EXERCISE GOAL
Give back the full listing verbatim, apart from its images.

===== MATERIAL SHOWN

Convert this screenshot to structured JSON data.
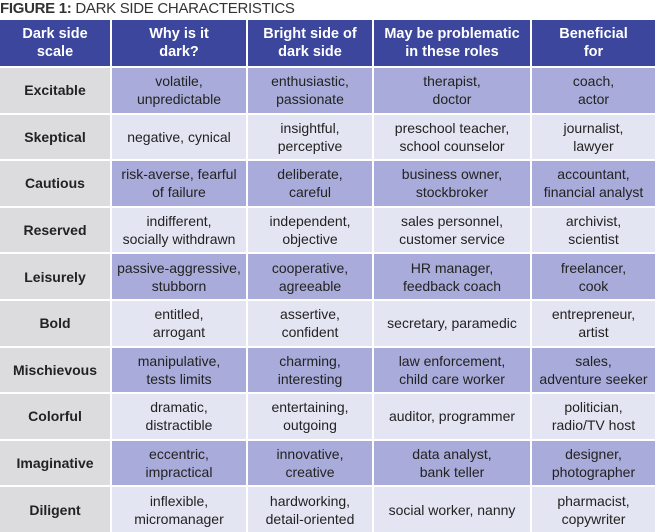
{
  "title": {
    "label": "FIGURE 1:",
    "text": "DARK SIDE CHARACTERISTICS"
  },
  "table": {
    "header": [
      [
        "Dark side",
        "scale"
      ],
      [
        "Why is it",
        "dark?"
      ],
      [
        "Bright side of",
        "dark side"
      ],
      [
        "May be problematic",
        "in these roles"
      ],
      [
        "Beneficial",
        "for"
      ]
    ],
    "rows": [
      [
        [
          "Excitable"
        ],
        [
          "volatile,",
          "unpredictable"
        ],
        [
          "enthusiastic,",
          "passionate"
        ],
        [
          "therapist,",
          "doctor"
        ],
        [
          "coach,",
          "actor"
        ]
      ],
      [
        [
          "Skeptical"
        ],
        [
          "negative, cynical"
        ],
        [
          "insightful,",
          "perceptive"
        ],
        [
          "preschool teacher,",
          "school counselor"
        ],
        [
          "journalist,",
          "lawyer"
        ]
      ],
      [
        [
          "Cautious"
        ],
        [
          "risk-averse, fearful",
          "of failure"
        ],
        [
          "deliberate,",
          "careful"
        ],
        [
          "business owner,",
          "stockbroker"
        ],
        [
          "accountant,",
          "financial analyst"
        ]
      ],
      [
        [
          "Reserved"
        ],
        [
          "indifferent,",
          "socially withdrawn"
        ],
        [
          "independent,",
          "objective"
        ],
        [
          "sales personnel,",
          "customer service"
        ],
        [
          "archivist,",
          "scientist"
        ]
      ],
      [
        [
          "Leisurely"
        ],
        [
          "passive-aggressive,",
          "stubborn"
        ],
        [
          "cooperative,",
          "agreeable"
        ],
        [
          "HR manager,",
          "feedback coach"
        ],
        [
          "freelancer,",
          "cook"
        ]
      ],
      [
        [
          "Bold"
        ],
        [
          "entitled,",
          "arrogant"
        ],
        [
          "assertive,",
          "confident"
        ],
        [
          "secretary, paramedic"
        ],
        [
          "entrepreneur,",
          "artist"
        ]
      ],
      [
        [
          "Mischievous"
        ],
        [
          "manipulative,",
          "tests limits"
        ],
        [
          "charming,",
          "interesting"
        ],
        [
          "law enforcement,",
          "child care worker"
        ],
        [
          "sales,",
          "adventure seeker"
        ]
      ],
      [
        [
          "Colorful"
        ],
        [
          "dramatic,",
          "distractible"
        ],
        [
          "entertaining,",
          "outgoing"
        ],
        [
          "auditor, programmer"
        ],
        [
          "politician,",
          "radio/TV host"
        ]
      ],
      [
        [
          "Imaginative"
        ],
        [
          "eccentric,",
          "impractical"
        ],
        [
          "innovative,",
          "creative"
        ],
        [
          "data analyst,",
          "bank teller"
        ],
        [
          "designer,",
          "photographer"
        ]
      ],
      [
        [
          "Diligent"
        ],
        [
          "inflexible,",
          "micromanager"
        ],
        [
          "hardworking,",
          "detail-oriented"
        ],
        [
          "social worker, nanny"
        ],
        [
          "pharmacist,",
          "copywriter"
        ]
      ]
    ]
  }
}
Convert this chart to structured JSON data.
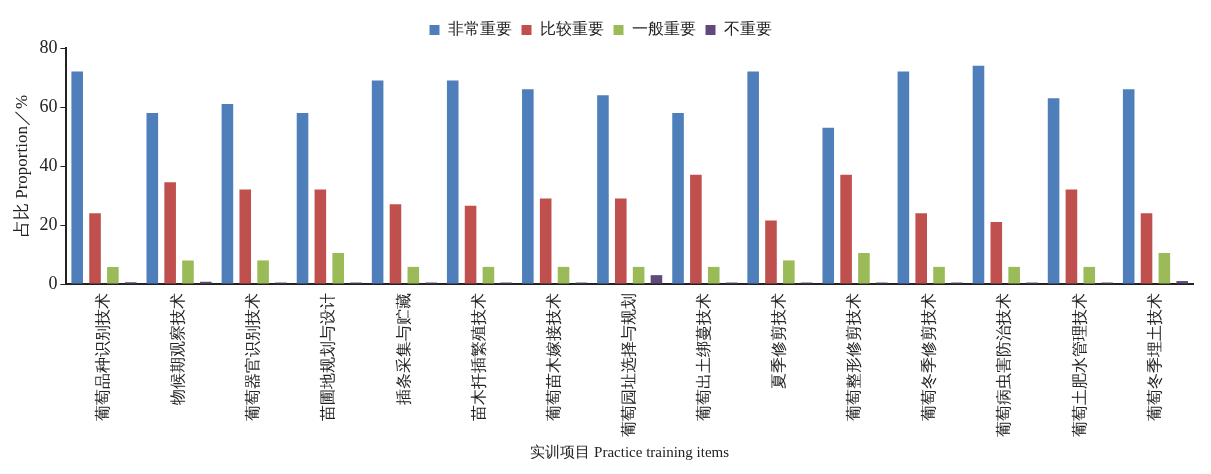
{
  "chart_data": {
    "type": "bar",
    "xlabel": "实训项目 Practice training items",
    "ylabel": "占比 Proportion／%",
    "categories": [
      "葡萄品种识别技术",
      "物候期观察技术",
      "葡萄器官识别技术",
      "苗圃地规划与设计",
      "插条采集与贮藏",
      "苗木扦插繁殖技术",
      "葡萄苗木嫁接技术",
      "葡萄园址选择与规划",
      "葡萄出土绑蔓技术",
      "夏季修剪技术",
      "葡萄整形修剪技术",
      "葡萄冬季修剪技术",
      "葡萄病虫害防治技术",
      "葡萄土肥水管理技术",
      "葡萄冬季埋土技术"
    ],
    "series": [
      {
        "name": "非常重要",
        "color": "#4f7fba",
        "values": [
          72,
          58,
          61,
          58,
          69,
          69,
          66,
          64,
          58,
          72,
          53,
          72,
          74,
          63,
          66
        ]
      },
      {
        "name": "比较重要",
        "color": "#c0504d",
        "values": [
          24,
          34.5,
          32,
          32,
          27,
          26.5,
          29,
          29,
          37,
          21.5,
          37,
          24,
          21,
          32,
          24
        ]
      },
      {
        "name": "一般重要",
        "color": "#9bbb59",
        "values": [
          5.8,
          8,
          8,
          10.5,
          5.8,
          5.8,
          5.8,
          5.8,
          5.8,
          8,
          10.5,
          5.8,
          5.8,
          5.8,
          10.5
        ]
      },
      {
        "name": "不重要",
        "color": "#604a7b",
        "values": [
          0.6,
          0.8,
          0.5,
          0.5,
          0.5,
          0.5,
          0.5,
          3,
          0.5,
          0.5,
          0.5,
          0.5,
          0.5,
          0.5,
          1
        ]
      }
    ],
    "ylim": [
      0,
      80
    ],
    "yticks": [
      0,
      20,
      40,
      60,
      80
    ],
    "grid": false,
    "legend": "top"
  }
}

==========

WRITTEN RESPONSE
Convert this screenshot to structured JSON data.
{
  "title": {
    "label": "FIGURE 1:",
    "text": "DARK SIDE CHARACTERISTICS"
  },
  "table": {
    "header": [
      [
        "Dark side",
        "scale"
      ],
      [
        "Why is it",
        "dark?"
      ],
      [
        "Bright side of",
        "dark side"
      ],
      [
        "May be problematic",
        "in these roles"
      ],
      [
        "Beneficial",
        "for"
      ]
    ],
    "rows": [
      [
        [
          "Excitable"
        ],
        [
          "volatile,",
          "unpredictable"
        ],
        [
          "enthusiastic,",
          "passionate"
        ],
        [
          "therapist,",
          "doctor"
        ],
        [
          "coach,",
          "actor"
        ]
      ],
      [
        [
          "Skeptical"
        ],
        [
          "negative, cynical"
        ],
        [
          "insightful,",
          "perceptive"
        ],
        [
          "preschool teacher,",
          "school counselor"
        ],
        [
          "journalist,",
          "lawyer"
        ]
      ],
      [
        [
          "Cautious"
        ],
        [
          "risk-averse, fearful",
          "of failure"
        ],
        [
          "deliberate,",
          "careful"
        ],
        [
          "business owner,",
          "stockbroker"
        ],
        [
          "accountant,",
          "financial analyst"
        ]
      ],
      [
        [
          "Reserved"
        ],
        [
          "indifferent,",
          "socially withdrawn"
        ],
        [
          "independent,",
          "objective"
        ],
        [
          "sales personnel,",
          "customer service"
        ],
        [
          "archivist,",
          "scientist"
        ]
      ],
      [
        [
          "Leisurely"
        ],
        [
          "passive-aggressive,",
          "stubborn"
        ],
        [
          "cooperative,",
          "agreeable"
        ],
        [
          "HR manager,",
          "feedback coach"
        ],
        [
          "freelancer,",
          "cook"
        ]
      ],
      [
        [
          "Bold"
        ],
        [
          "entitled,",
          "arrogant"
        ],
        [
          "assertive,",
          "confident"
        ],
        [
          "secretary, paramedic"
        ],
        [
          "entrepreneur,",
          "artist"
        ]
      ],
      [
        [
          "Mischievous"
        ],
        [
          "manipulative,",
          "tests limits"
        ],
        [
          "charming,",
          "interesting"
        ],
        [
          "law enforcement,",
          "child care worker"
        ],
        [
          "sales,",
          "adventure seeker"
        ]
      ],
      [
        [
          "Colorful"
        ],
        [
          "dramatic,",
          "distractible"
        ],
        [
          "entertaining,",
          "outgoing"
        ],
        [
          "auditor, programmer"
        ],
        [
          "politician,",
          "radio/TV host"
        ]
      ],
      [
        [
          "Imaginative"
        ],
        [
          "eccentric,",
          "impractical"
        ],
        [
          "innovative,",
          "creative"
        ],
        [
          "data analyst,",
          "bank teller"
        ],
        [
          "designer,",
          "photographer"
        ]
      ],
      [
        [
          "Diligent"
        ],
        [
          "inflexible,",
          "micromanager"
        ],
        [
          "hardworking,",
          "detail-oriented"
        ],
        [
          "social worker, nanny"
        ],
        [
          "pharmacist,",
          "copywriter"
        ]
      ]
    ]
  }
}
Convert this chart to structured JSON data.
{
  "chart_data": {
    "type": "bar",
    "xlabel": "实训项目 Practice training items",
    "ylabel": "占比 Proportion／%",
    "categories": [
      "葡萄品种识别技术",
      "物候期观察技术",
      "葡萄器官识别技术",
      "苗圃地规划与设计",
      "插条采集与贮藏",
      "苗木扦插繁殖技术",
      "葡萄苗木嫁接技术",
      "葡萄园址选择与规划",
      "葡萄出土绑蔓技术",
      "夏季修剪技术",
      "葡萄整形修剪技术",
      "葡萄冬季修剪技术",
      "葡萄病虫害防治技术",
      "葡萄土肥水管理技术",
      "葡萄冬季埋土技术"
    ],
    "series": [
      {
        "name": "非常重要",
        "color": "#4f7fba",
        "values": [
          72,
          58,
          61,
          58,
          69,
          69,
          66,
          64,
          58,
          72,
          53,
          72,
          74,
          63,
          66
        ]
      },
      {
        "name": "比较重要",
        "color": "#c0504d",
        "values": [
          24,
          34.5,
          32,
          32,
          27,
          26.5,
          29,
          29,
          37,
          21.5,
          37,
          24,
          21,
          32,
          24
        ]
      },
      {
        "name": "一般重要",
        "color": "#9bbb59",
        "values": [
          5.8,
          8,
          8,
          10.5,
          5.8,
          5.8,
          5.8,
          5.8,
          5.8,
          8,
          10.5,
          5.8,
          5.8,
          5.8,
          10.5
        ]
      },
      {
        "name": "不重要",
        "color": "#604a7b",
        "values": [
          0.6,
          0.8,
          0.5,
          0.5,
          0.5,
          0.5,
          0.5,
          3,
          0.5,
          0.5,
          0.5,
          0.5,
          0.5,
          0.5,
          1
        ]
      }
    ],
    "ylim": [
      0,
      80
    ],
    "yticks": [
      0,
      20,
      40,
      60,
      80
    ],
    "grid": false,
    "legend": "top"
  }
}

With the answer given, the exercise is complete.